> _Objective_
Leave out the pictures and repeat the data exactly.

(Saved entries)
※ ※ ※

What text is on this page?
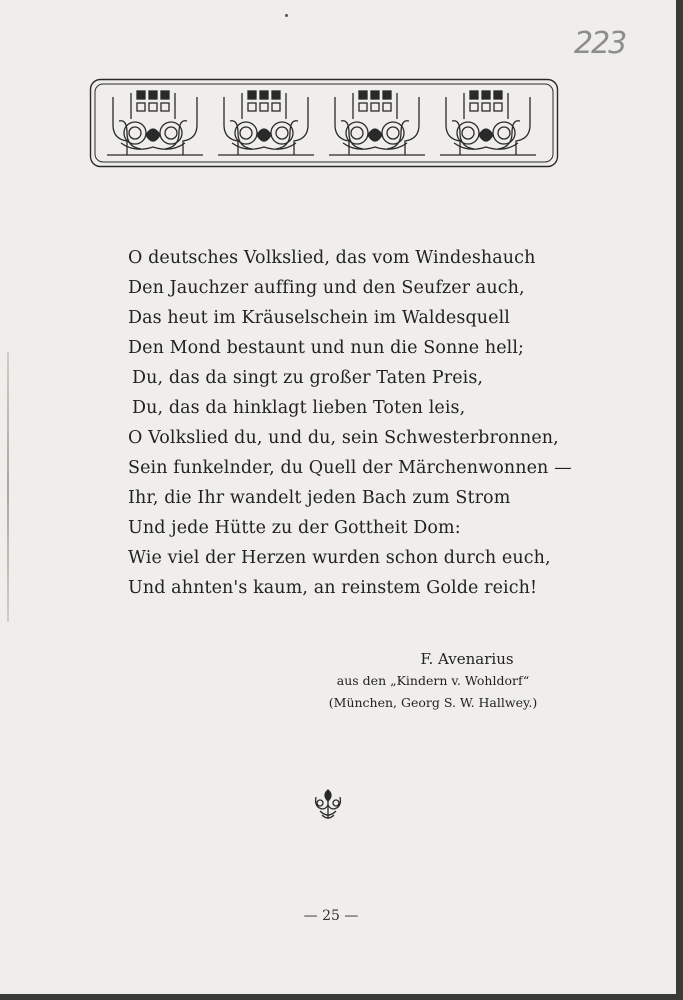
223
O deutsches Volkslied, das vom Windeshauch
Den Jauchzer auffing und den Seufzer auch,
Das heut im Kräuselschein im Waldesquell
Den Mond bestaunt und nun die Sonne hell;
Du, das da singt zu großer Taten Preis,
Du, das da hinklagt lieben Toten leis,
O Volkslied du, und du, sein Schwesterbronnen,
Sein funkelnder, du Quell der Märchenwonnen —
Ihr, die Ihr wandelt jeden Bach zum Strom
Und jede Hütte zu der Gottheit Dom:
Wie viel der Herzen wurden schon durch euch,
Und ahnten's kaum, an reinstem Golde reich!
F. Avenarius
aus den „Kindern v. Wohldorf“
(München, Georg S. W. Hallwey.)
— 25 —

※ ※ ※

> _Answer to this exercise_
What text is on this page?
223
O deutsches Volkslied, das vom Windeshauch
Den Jauchzer auffing und den Seufzer auch,
Das heut im Kräuselschein im Waldesquell
Den Mond bestaunt und nun die Sonne hell;
Du, das da singt zu großer Taten Preis,
Du, das da hinklagt lieben Toten leis,
O Volkslied du, und du, sein Schwesterbronnen,
Sein funkelnder, du Quell der Märchenwonnen —
Ihr, die Ihr wandelt jeden Bach zum Strom
Und jede Hütte zu der Gottheit Dom:
Wie viel der Herzen wurden schon durch euch,
Und ahnten's kaum, an reinstem Golde reich!
F. Avenarius
aus den „Kindern v. Wohldorf“
(München, Georg S. W. Hallwey.)
— 25 —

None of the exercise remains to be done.